> [What is expected] Go through the records and extract every line with the word "this".

> [Exercise input]

+===+

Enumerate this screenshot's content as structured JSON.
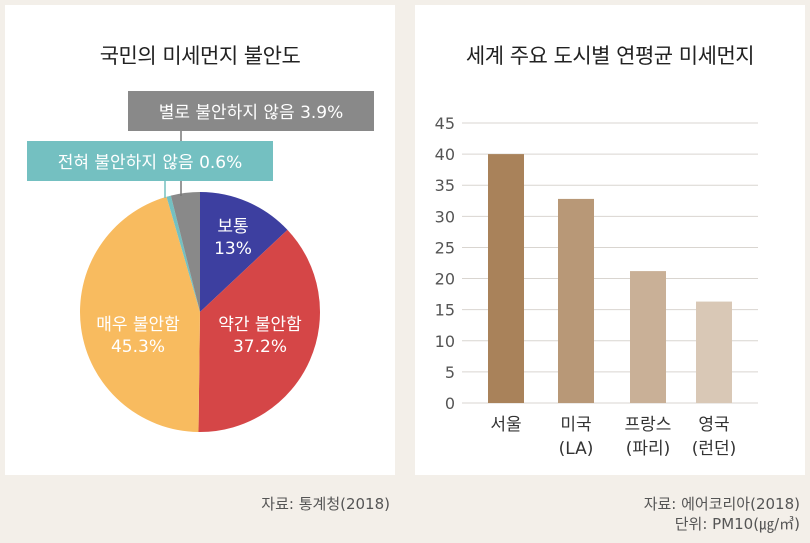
{
  "chart_data": [
    {
      "type": "pie",
      "title": "국민의 미세먼지 불안도",
      "slices": [
        {
          "label": "보통",
          "value": 13,
          "value_label": "13%",
          "color": "#3d3fa0"
        },
        {
          "label": "약간 불안함",
          "value": 37.2,
          "value_label": "37.2%",
          "color": "#d54647"
        },
        {
          "label": "매우 불안함",
          "value": 45.3,
          "value_label": "45.3%",
          "color": "#f8bb5f"
        },
        {
          "label": "전혀 불안하지 않음",
          "value": 0.6,
          "value_label": "0.6%",
          "color": "#74c0c1"
        },
        {
          "label": "별로 불안하지 않음",
          "value": 3.9,
          "value_label": "3.9%",
          "color": "#898989"
        }
      ],
      "callouts": [
        "별로 불안하지 않음 3.9%",
        "전혀 불안하지 않음 0.6%"
      ],
      "source": "자료: 통계청(2018)"
    },
    {
      "type": "bar",
      "title": "세계 주요 도시별 연평균 미세먼지",
      "categories": [
        [
          "서울"
        ],
        [
          "미국",
          "(LA)"
        ],
        [
          "프랑스",
          "(파리)"
        ],
        [
          "영국",
          "(런던)"
        ]
      ],
      "values": [
        40,
        32.8,
        21.2,
        16.3
      ],
      "colors": [
        "#a9825a",
        "#b89877",
        "#c9b097",
        "#d9c8b6"
      ],
      "ylim": [
        0,
        45
      ],
      "yticks": [
        0,
        5,
        10,
        15,
        20,
        25,
        30,
        35,
        40,
        45
      ],
      "grid": true,
      "source": "자료: 에어코리아(2018)",
      "unit": "단위: PM10(㎍/㎥)"
    }
  ]
}
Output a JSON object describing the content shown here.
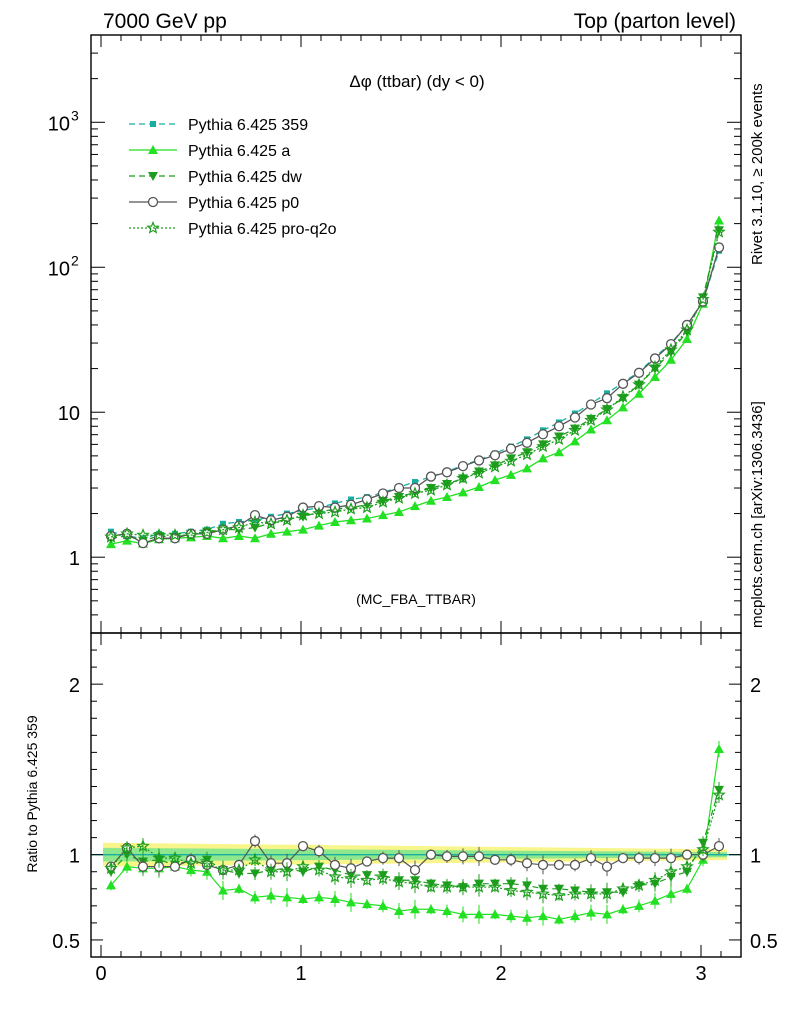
{
  "header": {
    "left": "7000 GeV pp",
    "right": "Top (parton level)"
  },
  "side": {
    "top": "Rivet 3.1.10, ≥ 200k events",
    "bottom": "mcplots.cern.ch [arXiv:1306.3436]"
  },
  "chart_data": {
    "type": "line",
    "title": "Δφ (ttbar) (dy < 0)",
    "watermark": "(MC_FBA_TTBAR)",
    "xlabel": "",
    "ylabel_main": "",
    "ylabel_ratio": "Ratio to Pythia 6.425 359",
    "xlim": [
      -0.05,
      3.2
    ],
    "ylim_main": [
      0.3,
      4000
    ],
    "ylim_ratio": [
      0.4,
      2.3
    ],
    "yscale_main": "log",
    "x_ticks": [
      "0",
      "1",
      "2",
      "3"
    ],
    "y_ticks_main": [
      {
        "value": 1,
        "base": "1",
        "exp": ""
      },
      {
        "value": 10,
        "base": "10",
        "exp": ""
      },
      {
        "value": 100,
        "base": "10",
        "exp": "2"
      },
      {
        "value": 1000,
        "base": "10",
        "exp": "3"
      }
    ],
    "y_ticks_ratio": [
      "0.5",
      "1",
      "2"
    ],
    "legend_position": "top-left",
    "x": [
      0.05,
      0.13,
      0.21,
      0.29,
      0.37,
      0.45,
      0.53,
      0.61,
      0.69,
      0.77,
      0.85,
      0.93,
      1.01,
      1.09,
      1.17,
      1.25,
      1.33,
      1.41,
      1.49,
      1.57,
      1.65,
      1.73,
      1.81,
      1.89,
      1.97,
      2.05,
      2.13,
      2.21,
      2.29,
      2.37,
      2.45,
      2.53,
      2.61,
      2.69,
      2.77,
      2.85,
      2.93,
      3.01,
      3.09
    ],
    "series": [
      {
        "name": "Pythia 6.425 359",
        "color": "#17b0a0",
        "dash": "6,4",
        "marker": "square",
        "values": [
          1.5,
          1.4,
          1.35,
          1.45,
          1.45,
          1.5,
          1.55,
          1.7,
          1.75,
          1.8,
          1.9,
          2.0,
          2.1,
          2.2,
          2.35,
          2.5,
          2.6,
          2.8,
          3.05,
          3.3,
          3.6,
          3.9,
          4.3,
          4.7,
          5.2,
          5.8,
          6.5,
          7.5,
          8.5,
          9.8,
          11.5,
          13.5,
          16,
          19,
          24,
          30,
          40,
          58,
          130
        ],
        "band_inner": 0.025,
        "band_outer": 0.07
      },
      {
        "name": "Pythia 6.425 a",
        "color": "#22e022",
        "dash": "",
        "marker": "triangle-up",
        "values": [
          1.23,
          1.3,
          1.24,
          1.33,
          1.35,
          1.37,
          1.4,
          1.35,
          1.4,
          1.35,
          1.45,
          1.5,
          1.55,
          1.65,
          1.75,
          1.8,
          1.85,
          1.95,
          2.05,
          2.25,
          2.45,
          2.6,
          2.8,
          3.05,
          3.4,
          3.7,
          4.1,
          4.8,
          5.3,
          6.3,
          7.6,
          8.8,
          10.8,
          13.4,
          17.5,
          23,
          32,
          56,
          210
        ]
      },
      {
        "name": "Pythia 6.425 dw",
        "color": "#1c9e1c",
        "dash": "6,4",
        "marker": "triangle-down",
        "values": [
          1.35,
          1.4,
          1.3,
          1.4,
          1.37,
          1.45,
          1.5,
          1.55,
          1.55,
          1.6,
          1.72,
          1.83,
          1.9,
          2.05,
          2.15,
          2.2,
          2.3,
          2.45,
          2.6,
          2.8,
          3.0,
          3.2,
          3.5,
          3.9,
          4.3,
          4.8,
          5.3,
          6.0,
          6.8,
          7.7,
          9.0,
          10.5,
          12.5,
          15.5,
          20,
          26,
          36,
          62,
          180
        ]
      },
      {
        "name": "Pythia 6.425 p0",
        "color": "#555555",
        "dash": "",
        "marker": "circle-open",
        "values": [
          1.4,
          1.45,
          1.25,
          1.35,
          1.35,
          1.45,
          1.45,
          1.55,
          1.65,
          1.95,
          1.8,
          1.9,
          2.2,
          2.25,
          2.2,
          2.3,
          2.5,
          2.75,
          3.0,
          3.0,
          3.6,
          3.85,
          4.25,
          4.65,
          5.05,
          5.6,
          6.15,
          7.05,
          8.0,
          9.2,
          11.3,
          12.5,
          15.7,
          18.7,
          23.5,
          29.5,
          40,
          58,
          137
        ]
      },
      {
        "name": "Pythia 6.425 pro-q2o",
        "color": "#1c9e1c",
        "dash": "2,2",
        "marker": "star",
        "values": [
          1.38,
          1.45,
          1.42,
          1.42,
          1.42,
          1.42,
          1.48,
          1.55,
          1.6,
          1.75,
          1.7,
          1.8,
          1.95,
          2.0,
          2.05,
          2.15,
          2.2,
          2.4,
          2.55,
          2.75,
          2.9,
          3.15,
          3.5,
          3.8,
          4.2,
          4.6,
          5.1,
          5.8,
          6.5,
          7.5,
          8.8,
          10.4,
          12.8,
          15.5,
          20.5,
          27,
          37,
          60,
          175
        ]
      }
    ],
    "ratio_series": [
      {
        "name": "Pythia 6.425 a",
        "values": [
          0.82,
          0.93,
          0.92,
          0.92,
          0.93,
          0.91,
          0.9,
          0.79,
          0.8,
          0.75,
          0.76,
          0.75,
          0.74,
          0.75,
          0.74,
          0.72,
          0.71,
          0.7,
          0.67,
          0.68,
          0.68,
          0.67,
          0.65,
          0.65,
          0.65,
          0.64,
          0.63,
          0.64,
          0.62,
          0.64,
          0.66,
          0.65,
          0.68,
          0.7,
          0.73,
          0.77,
          0.8,
          0.97,
          1.62
        ]
      },
      {
        "name": "Pythia 6.425 dw",
        "values": [
          0.9,
          1.0,
          0.96,
          0.97,
          0.94,
          0.97,
          0.97,
          0.91,
          0.89,
          0.89,
          0.91,
          0.92,
          0.9,
          0.93,
          0.91,
          0.88,
          0.88,
          0.88,
          0.85,
          0.85,
          0.83,
          0.82,
          0.81,
          0.83,
          0.83,
          0.83,
          0.82,
          0.8,
          0.8,
          0.79,
          0.78,
          0.78,
          0.78,
          0.82,
          0.83,
          0.87,
          0.9,
          1.07,
          1.38
        ]
      },
      {
        "name": "Pythia 6.425 p0",
        "values": [
          0.93,
          1.04,
          0.93,
          0.93,
          0.93,
          0.97,
          0.94,
          0.91,
          0.94,
          1.08,
          0.95,
          0.95,
          1.05,
          1.02,
          0.94,
          0.92,
          0.96,
          0.98,
          0.98,
          0.91,
          1.0,
          0.99,
          0.99,
          0.99,
          0.97,
          0.97,
          0.95,
          0.94,
          0.94,
          0.94,
          0.98,
          0.93,
          0.98,
          0.98,
          0.98,
          0.98,
          1.0,
          1.0,
          1.05
        ]
      },
      {
        "name": "Pythia 6.425 pro-q2o",
        "values": [
          0.92,
          1.04,
          1.05,
          0.98,
          0.98,
          0.95,
          0.95,
          0.91,
          0.91,
          0.97,
          0.9,
          0.9,
          0.93,
          0.91,
          0.87,
          0.86,
          0.85,
          0.86,
          0.84,
          0.83,
          0.81,
          0.81,
          0.81,
          0.81,
          0.81,
          0.79,
          0.78,
          0.77,
          0.76,
          0.77,
          0.77,
          0.77,
          0.8,
          0.82,
          0.85,
          0.9,
          0.93,
          1.03,
          1.35
        ]
      }
    ]
  }
}
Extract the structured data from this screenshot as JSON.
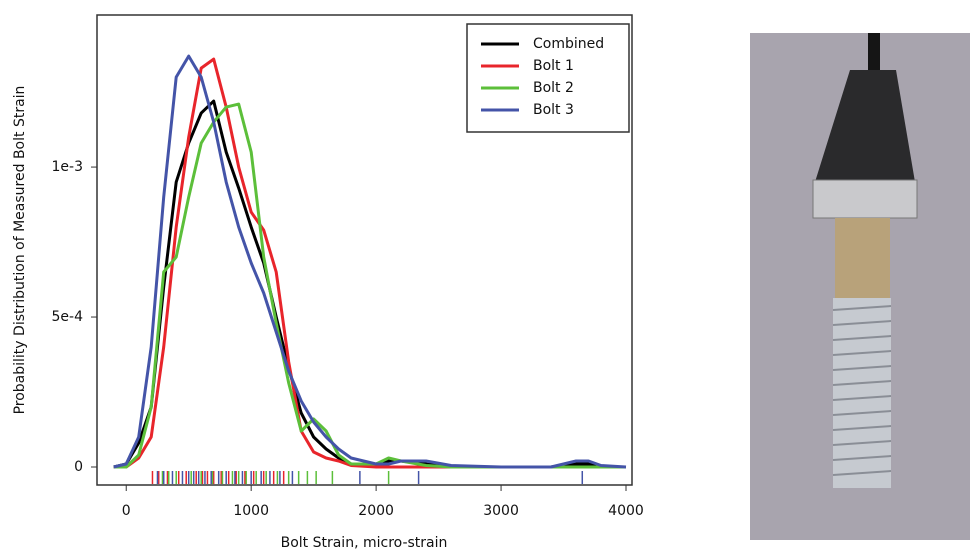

+===+

> [Result]
Enumerate this screenshot's content as structured JSON.
Extract the structured data from this screenshot as JSON.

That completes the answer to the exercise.